Problem requirements: Count the lines in the records below that contain the word "語法現身說", and give only that number.
-*-*-
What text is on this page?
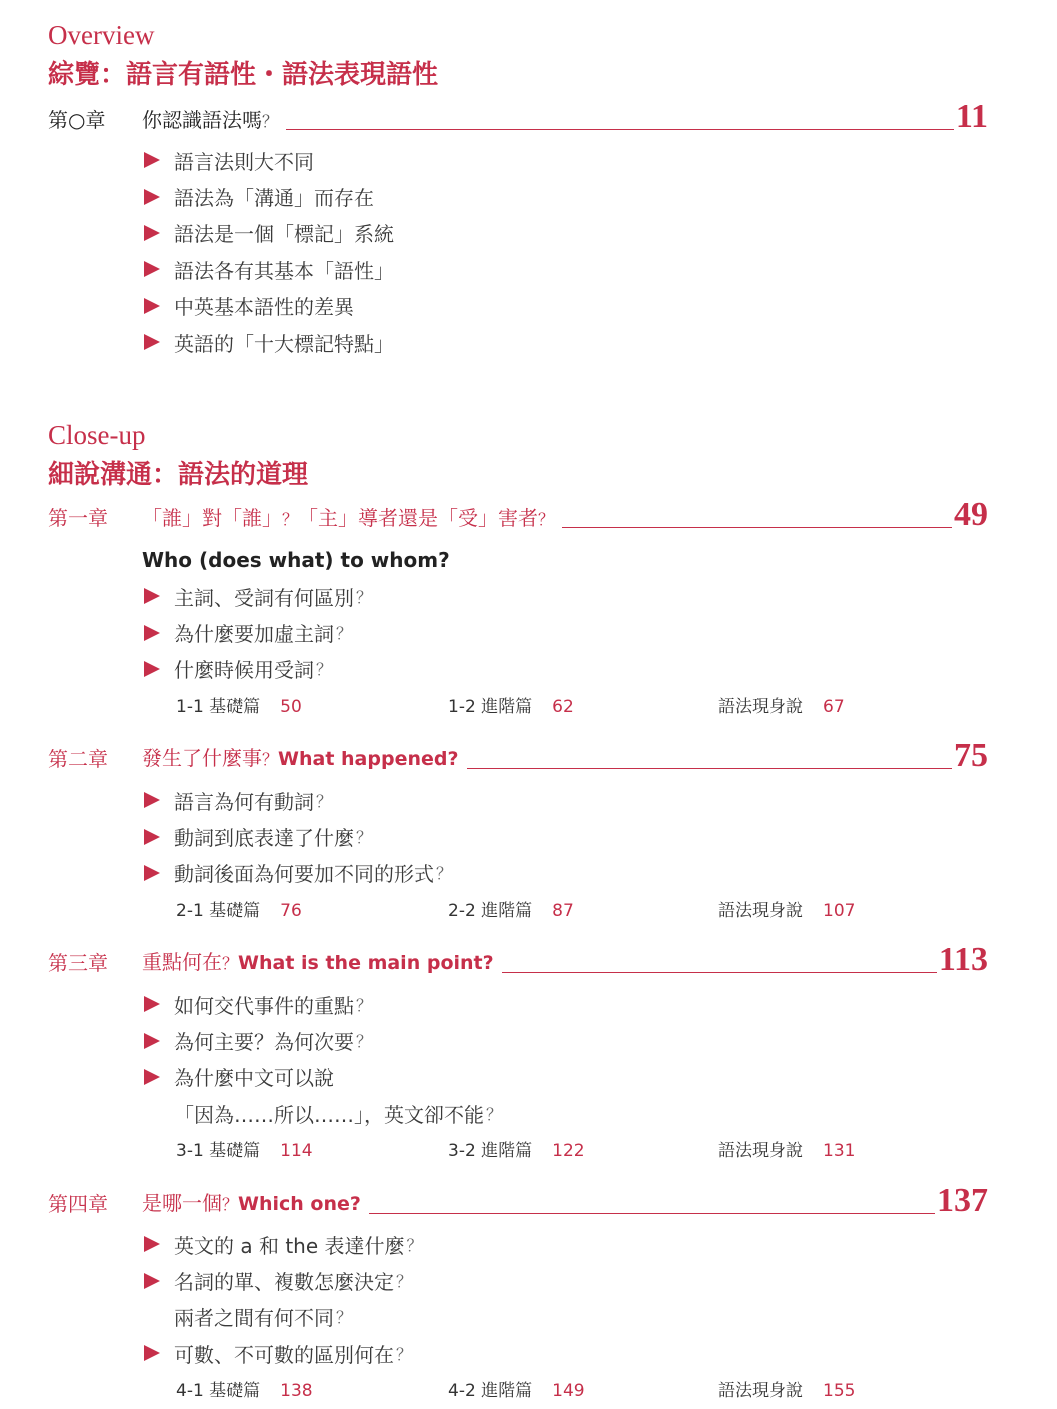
Overview
綜覽：語言有語性・語法表現語性
第○章	你認識語法嗎？	11
語言法則大不同
語法為「溝通」而存在
語法是一個「標記」系統
語法各有其基本「語性」
中英基本語性的差異
英語的「十大標記特點」
Close-up
細說溝通：語法的道理
第一章	「誰」對「誰」？「主」導者還是「受」害者？	49
Who (does what) to whom?
主詞、受詞有何區別 ？
為什麼要加虛主詞 ？
什麼時候用受詞 ？
1-1 基礎篇 50	1-2 進階篇 62	語法現身說 67
第二章	發生了什麼事？What happened?	75
語言為何有動詞 ？
動詞到底表達了什麼 ？
動詞後面為何要加不同的形式 ？
2-1 基礎篇 76	2-2 進階篇 87	語法現身說 107
第三章	重點何在？What is the main point?	113
如何交代事件的重點 ？
為何主要？為何次要 ？
為什麼中文可以說
「因為……所以……」，英文卻不能 ？
3-1 基礎篇 114	3-2 進階篇 122	語法現身說 131
第四章	是哪一個？Which one?	137
英文的 a 和 the 表達什麼 ？
名詞的單、複數怎麼決定 ？
兩者之間有何不同 ？
可數、不可數的區別何在 ？
4-1 基礎篇 138	4-2 進階篇 149	語法現身說 155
-*-*-
Exercise response: 4